What the exercise asks >>
Gather every line that includes the word "Potential", please.

Stored records >>
* Start *

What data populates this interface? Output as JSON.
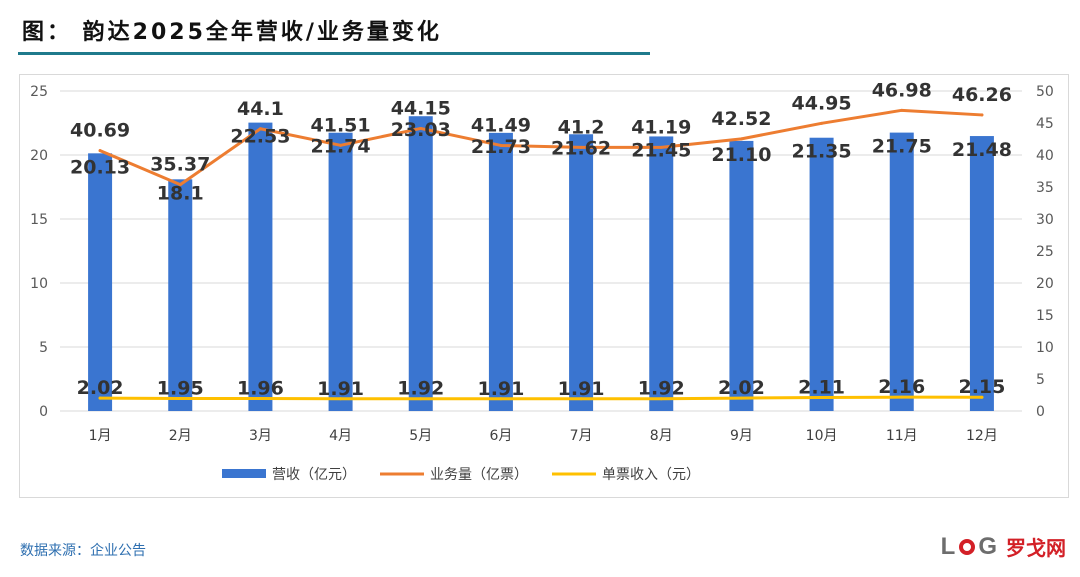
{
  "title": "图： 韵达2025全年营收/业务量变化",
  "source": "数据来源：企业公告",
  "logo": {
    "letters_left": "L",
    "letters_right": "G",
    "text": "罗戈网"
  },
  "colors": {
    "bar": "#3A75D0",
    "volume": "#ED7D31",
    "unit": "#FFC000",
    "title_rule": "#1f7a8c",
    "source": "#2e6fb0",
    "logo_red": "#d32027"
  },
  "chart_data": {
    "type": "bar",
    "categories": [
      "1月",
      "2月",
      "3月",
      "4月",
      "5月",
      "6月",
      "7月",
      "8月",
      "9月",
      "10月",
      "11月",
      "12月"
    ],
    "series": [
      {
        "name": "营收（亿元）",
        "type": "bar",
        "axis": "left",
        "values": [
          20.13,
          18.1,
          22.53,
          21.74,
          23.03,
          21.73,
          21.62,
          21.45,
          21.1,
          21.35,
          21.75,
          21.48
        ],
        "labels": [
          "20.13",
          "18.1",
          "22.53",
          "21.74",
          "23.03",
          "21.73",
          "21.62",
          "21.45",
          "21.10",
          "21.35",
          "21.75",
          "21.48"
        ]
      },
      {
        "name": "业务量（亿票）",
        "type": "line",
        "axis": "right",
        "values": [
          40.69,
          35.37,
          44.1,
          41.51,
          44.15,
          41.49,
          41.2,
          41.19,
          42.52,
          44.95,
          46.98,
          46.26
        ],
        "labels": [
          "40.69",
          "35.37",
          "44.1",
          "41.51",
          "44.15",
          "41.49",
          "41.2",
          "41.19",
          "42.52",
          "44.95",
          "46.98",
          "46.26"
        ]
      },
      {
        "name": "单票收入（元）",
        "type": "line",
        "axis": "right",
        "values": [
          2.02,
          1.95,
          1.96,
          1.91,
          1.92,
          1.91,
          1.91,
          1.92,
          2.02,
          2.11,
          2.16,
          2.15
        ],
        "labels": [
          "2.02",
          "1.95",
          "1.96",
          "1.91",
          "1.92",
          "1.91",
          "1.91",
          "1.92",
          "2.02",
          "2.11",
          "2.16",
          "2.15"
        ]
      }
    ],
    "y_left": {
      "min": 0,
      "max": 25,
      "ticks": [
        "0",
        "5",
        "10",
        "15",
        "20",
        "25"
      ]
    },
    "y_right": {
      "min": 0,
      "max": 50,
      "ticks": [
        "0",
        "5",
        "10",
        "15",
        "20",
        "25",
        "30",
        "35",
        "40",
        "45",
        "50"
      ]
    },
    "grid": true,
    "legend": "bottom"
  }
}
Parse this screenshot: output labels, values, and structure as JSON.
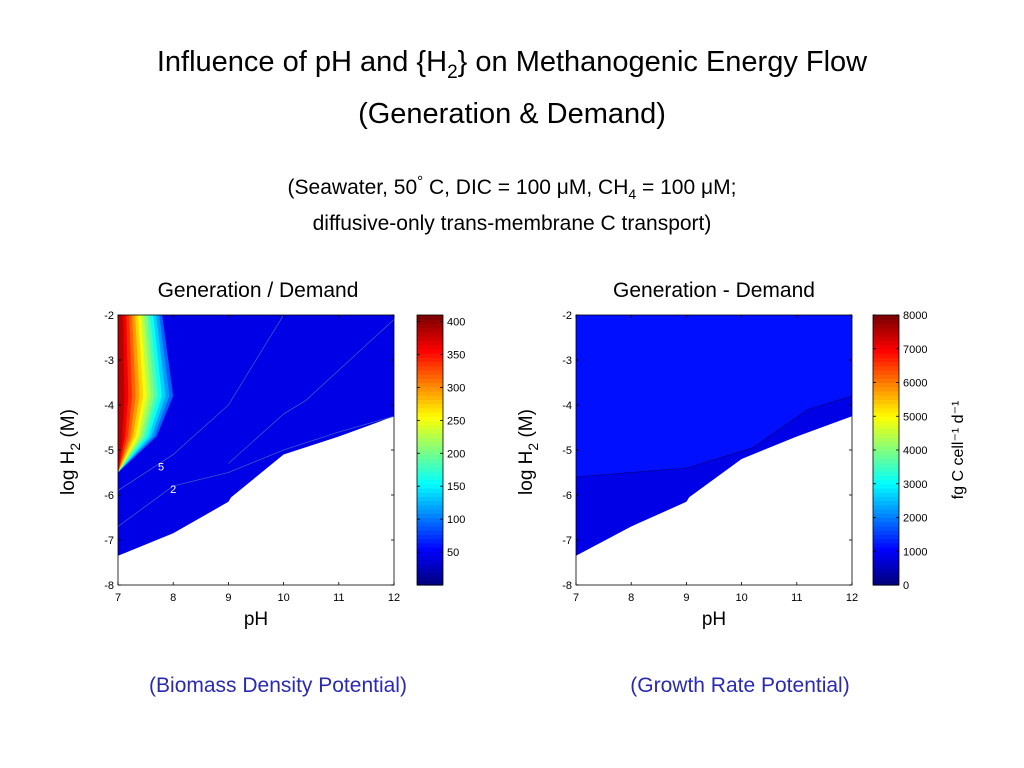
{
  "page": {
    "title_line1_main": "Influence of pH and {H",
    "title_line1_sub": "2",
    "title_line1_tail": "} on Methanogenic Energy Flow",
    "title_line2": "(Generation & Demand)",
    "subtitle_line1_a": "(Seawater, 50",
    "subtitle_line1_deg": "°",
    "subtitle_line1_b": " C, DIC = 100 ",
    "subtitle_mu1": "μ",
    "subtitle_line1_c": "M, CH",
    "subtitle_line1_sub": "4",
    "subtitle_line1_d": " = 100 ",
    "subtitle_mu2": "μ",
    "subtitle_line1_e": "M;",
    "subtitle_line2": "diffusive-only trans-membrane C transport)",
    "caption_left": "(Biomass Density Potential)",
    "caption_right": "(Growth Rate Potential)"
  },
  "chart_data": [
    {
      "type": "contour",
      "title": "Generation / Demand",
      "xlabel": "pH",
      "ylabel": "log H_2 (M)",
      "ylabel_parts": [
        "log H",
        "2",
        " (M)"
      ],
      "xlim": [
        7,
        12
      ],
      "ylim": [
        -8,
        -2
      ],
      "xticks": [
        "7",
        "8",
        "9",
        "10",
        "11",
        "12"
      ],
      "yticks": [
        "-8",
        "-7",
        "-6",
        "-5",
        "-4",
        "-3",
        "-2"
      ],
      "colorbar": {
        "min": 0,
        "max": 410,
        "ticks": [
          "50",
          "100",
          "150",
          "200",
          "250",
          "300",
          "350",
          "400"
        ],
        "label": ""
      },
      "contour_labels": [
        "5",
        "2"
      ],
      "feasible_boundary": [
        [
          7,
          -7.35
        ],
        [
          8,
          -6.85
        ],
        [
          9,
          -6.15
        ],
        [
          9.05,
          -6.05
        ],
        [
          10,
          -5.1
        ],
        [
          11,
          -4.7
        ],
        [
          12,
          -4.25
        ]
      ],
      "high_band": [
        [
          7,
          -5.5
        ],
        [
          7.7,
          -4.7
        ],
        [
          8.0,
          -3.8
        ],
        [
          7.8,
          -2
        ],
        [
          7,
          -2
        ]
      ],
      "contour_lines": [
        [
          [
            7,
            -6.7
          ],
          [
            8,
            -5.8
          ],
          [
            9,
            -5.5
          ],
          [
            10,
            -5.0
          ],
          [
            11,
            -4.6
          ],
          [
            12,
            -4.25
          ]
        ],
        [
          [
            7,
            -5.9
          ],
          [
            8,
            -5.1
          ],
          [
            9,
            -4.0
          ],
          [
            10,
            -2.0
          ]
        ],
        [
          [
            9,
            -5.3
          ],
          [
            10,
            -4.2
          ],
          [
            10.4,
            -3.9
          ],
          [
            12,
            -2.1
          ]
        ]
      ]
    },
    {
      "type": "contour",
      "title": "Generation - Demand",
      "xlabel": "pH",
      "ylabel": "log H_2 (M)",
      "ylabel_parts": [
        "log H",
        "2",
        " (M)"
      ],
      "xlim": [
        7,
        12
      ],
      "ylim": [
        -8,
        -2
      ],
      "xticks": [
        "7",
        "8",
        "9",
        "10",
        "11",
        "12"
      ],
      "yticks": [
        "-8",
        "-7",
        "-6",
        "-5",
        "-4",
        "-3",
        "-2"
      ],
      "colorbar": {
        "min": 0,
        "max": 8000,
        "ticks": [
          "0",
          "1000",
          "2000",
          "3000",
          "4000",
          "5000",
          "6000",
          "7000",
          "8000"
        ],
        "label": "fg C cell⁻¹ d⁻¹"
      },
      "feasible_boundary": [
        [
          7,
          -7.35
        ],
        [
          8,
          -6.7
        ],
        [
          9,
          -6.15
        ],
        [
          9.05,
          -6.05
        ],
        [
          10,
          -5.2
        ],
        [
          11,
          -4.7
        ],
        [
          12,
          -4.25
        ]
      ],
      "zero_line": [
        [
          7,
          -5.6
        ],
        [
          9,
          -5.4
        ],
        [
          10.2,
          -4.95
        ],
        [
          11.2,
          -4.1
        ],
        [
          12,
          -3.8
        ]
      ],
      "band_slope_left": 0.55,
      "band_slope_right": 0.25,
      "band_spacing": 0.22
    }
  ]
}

* End *

Written solution >>
    "caption_left": "(Biomass Density Potential)",
    "caption_right": "(Growth Rate Potential)"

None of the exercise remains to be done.